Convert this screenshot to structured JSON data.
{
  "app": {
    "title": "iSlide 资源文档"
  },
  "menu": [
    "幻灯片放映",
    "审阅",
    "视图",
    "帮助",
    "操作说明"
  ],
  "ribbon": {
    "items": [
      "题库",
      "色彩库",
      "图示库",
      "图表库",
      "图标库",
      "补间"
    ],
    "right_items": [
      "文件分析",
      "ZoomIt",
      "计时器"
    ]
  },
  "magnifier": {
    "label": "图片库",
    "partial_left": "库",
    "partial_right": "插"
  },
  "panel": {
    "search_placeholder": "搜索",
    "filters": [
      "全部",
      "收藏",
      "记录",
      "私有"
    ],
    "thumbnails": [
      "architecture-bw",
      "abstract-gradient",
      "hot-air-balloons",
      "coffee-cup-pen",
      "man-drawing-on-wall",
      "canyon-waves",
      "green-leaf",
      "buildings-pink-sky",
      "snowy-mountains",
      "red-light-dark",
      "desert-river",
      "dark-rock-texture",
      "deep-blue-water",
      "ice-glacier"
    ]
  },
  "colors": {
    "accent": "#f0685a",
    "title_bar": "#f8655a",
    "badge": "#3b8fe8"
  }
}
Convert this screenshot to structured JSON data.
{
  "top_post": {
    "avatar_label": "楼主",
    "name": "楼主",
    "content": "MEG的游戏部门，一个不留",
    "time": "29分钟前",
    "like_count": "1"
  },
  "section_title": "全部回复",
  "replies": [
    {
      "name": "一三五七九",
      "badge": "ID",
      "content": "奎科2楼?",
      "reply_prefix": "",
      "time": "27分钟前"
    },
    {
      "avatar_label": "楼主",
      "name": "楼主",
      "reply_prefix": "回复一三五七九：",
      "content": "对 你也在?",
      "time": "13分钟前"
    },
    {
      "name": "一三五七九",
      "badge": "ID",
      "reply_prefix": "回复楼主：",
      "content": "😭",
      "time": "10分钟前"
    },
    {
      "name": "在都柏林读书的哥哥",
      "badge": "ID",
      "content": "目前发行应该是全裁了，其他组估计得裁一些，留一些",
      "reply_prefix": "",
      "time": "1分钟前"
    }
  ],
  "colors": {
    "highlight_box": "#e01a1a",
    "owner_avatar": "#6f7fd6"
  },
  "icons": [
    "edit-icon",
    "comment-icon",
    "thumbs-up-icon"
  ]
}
*****
- **Task**:
Examine the entries and report how many of their lines contain the string "content", giving no more than the number.

- **Result for this exercise**:
5